Open MPI logo

Open MPI Development Mailing List Archives

  |   Home   |   Support   |   FAQ   |   all Development mailing list

From: George Bosilca (bosilca_at_[hidden])
Date: 2007-11-07 12:29:41


On Nov 7, 2007, at 11:06 AM, Jeff Squyres wrote:

> Gleb --
>
> I finally talked with Galen and Don about this issue in depth. Our
> understanding is that the "request may get freed before recursion
> unwinds" issue is *only* a problem within the context of a single MPI
> call (e.g., MPI_SEND). Is that right?

I wonder how this happens ?

> Specifically, if in an MPI_SEND, the BTL ends up buffering the message
> and setting early completion, but then recurses into opal_progress()
> and ends up sending the message and freeing the request during the
> recursion, then when the recursion unwinds, the original caller will
> have a stale request.

■ THE EXERCISE ■
Can you write out the part of the mailing list post that opens with the words containing "Open MPI logo" and closes with "George Bosilca (bosilca_at_[hidden])"?

Labeled box records
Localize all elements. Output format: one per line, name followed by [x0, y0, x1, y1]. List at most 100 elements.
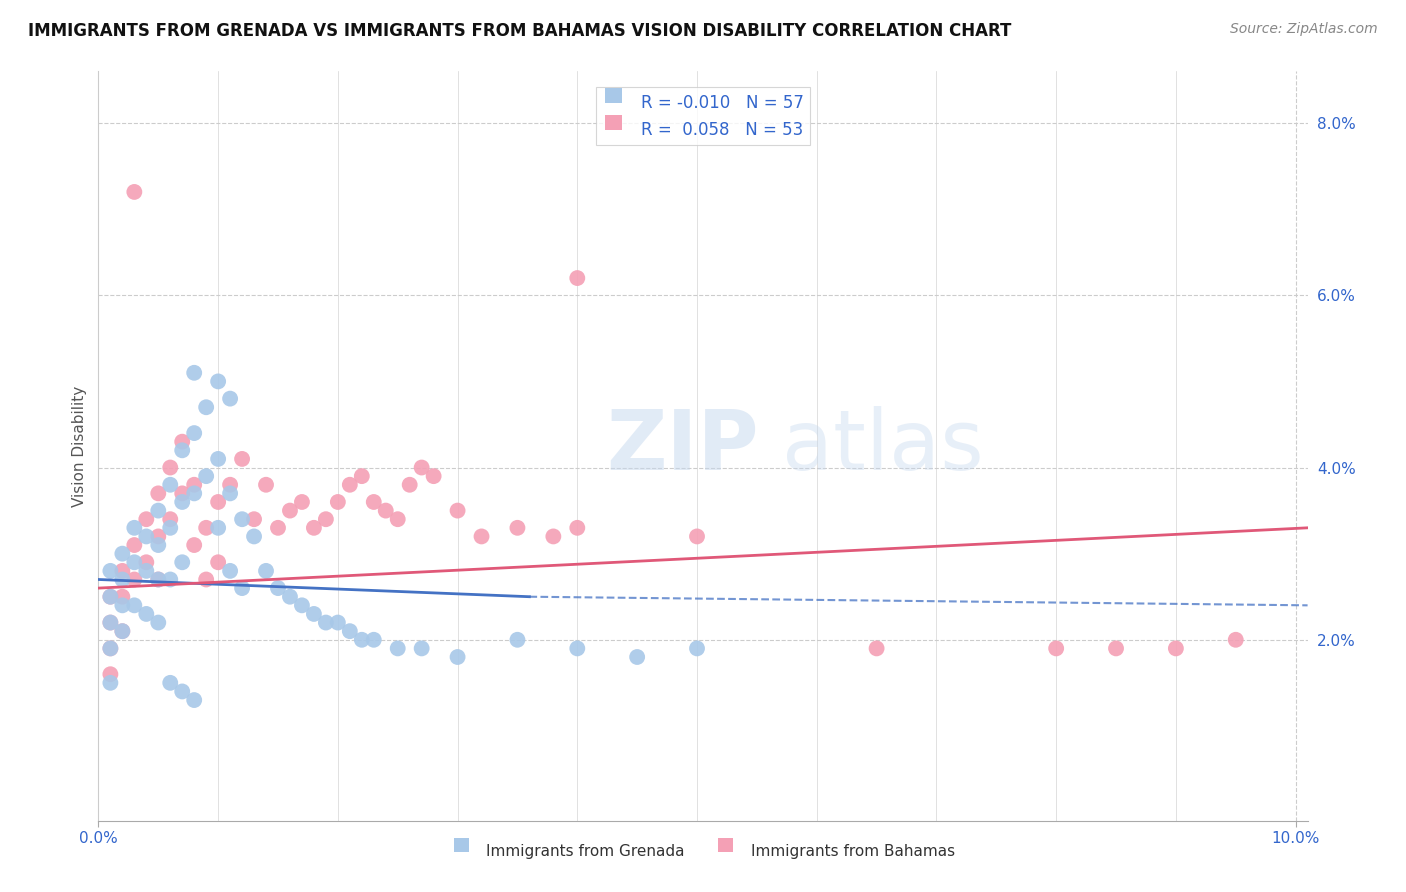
Point	[124, 599, 146, 613]
Point	[350, 469, 373, 483]
Point	[172, 684, 194, 698]
Point	[363, 632, 385, 647]
Point	[111, 590, 134, 604]
Point	[135, 555, 157, 569]
Point	[100, 590, 122, 604]
Point	[148, 615, 170, 630]
Point	[207, 555, 229, 569]
Point	[183, 538, 205, 552]
Point	[278, 503, 301, 517]
Point	[315, 615, 337, 630]
Point	[159, 676, 181, 690]
Point	[686, 641, 709, 656]
Point	[148, 538, 170, 552]
Point	[159, 573, 181, 587]
Point	[135, 512, 157, 526]
Point	[326, 495, 349, 509]
Point	[195, 469, 218, 483]
Point	[1105, 641, 1128, 656]
Point	[183, 486, 205, 500]
Point	[1225, 632, 1247, 647]
Point	[100, 676, 122, 690]
Point	[398, 477, 420, 491]
Point	[1045, 641, 1067, 656]
Point	[411, 641, 433, 656]
Point	[1164, 641, 1187, 656]
Point	[148, 573, 170, 587]
Point	[302, 607, 325, 621]
Point	[148, 529, 170, 543]
Point	[315, 512, 337, 526]
Point	[243, 512, 266, 526]
Point	[207, 521, 229, 535]
Point	[124, 185, 146, 199]
Point	[111, 573, 134, 587]
Point	[291, 495, 314, 509]
Point	[111, 624, 134, 639]
Point	[100, 564, 122, 578]
Point	[446, 503, 468, 517]
Point	[506, 521, 529, 535]
Point	[446, 650, 468, 665]
Point	[543, 529, 565, 543]
Point	[387, 641, 409, 656]
Point	[291, 599, 314, 613]
Point	[339, 624, 361, 639]
Point	[124, 555, 146, 569]
Point	[219, 486, 242, 500]
Point	[626, 650, 648, 665]
Point	[207, 375, 229, 389]
Point	[159, 512, 181, 526]
Point	[243, 529, 266, 543]
Point	[374, 503, 396, 517]
Point	[172, 443, 194, 458]
Point	[195, 401, 218, 415]
Legend: Immigrants from Grenada, Immigrants from Bahamas: Immigrants from Grenada, Immigrants from…	[446, 838, 960, 865]
Point	[183, 477, 205, 491]
Point	[363, 495, 385, 509]
Point	[148, 486, 170, 500]
Point	[506, 632, 529, 647]
Point	[207, 495, 229, 509]
Point	[339, 477, 361, 491]
Point	[387, 512, 409, 526]
Point	[195, 521, 218, 535]
Point	[159, 521, 181, 535]
Point	[148, 503, 170, 517]
Point	[302, 521, 325, 535]
Point	[183, 366, 205, 380]
Point	[686, 529, 709, 543]
Point	[411, 460, 433, 475]
Point	[124, 521, 146, 535]
Point	[100, 615, 122, 630]
Point	[326, 615, 349, 630]
Point	[470, 529, 492, 543]
Point	[159, 460, 181, 475]
Point	[422, 469, 444, 483]
Text: ZIP: ZIP	[606, 406, 759, 486]
Point	[100, 615, 122, 630]
Point	[111, 599, 134, 613]
Point	[207, 451, 229, 466]
Y-axis label: Vision Disability: Vision Disability	[72, 385, 87, 507]
Point	[865, 641, 887, 656]
Point	[267, 581, 290, 595]
Point	[219, 564, 242, 578]
Point	[219, 477, 242, 491]
Point	[100, 641, 122, 656]
Point	[183, 426, 205, 441]
Point	[172, 555, 194, 569]
Point	[124, 573, 146, 587]
Point	[100, 590, 122, 604]
Point	[231, 512, 253, 526]
Point	[159, 477, 181, 491]
Point	[567, 641, 589, 656]
Text: IMMIGRANTS FROM GRENADA VS IMMIGRANTS FROM BAHAMAS VISION DISABILITY CORRELATION: IMMIGRANTS FROM GRENADA VS IMMIGRANTS FR…	[28, 22, 1011, 40]
Point	[172, 434, 194, 449]
Point	[135, 564, 157, 578]
Point	[135, 607, 157, 621]
Point	[567, 521, 589, 535]
Point	[267, 521, 290, 535]
Point	[172, 486, 194, 500]
Point	[111, 564, 134, 578]
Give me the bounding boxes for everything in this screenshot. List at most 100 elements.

■ RESULT FOR THIS EXERCISE ■
Open MPI logo

Open MPI Development Mailing List Archives

  |   Home   |   Support   |   FAQ   |   all Development mailing list

From: George Bosilca (bosilca_at_[hidden])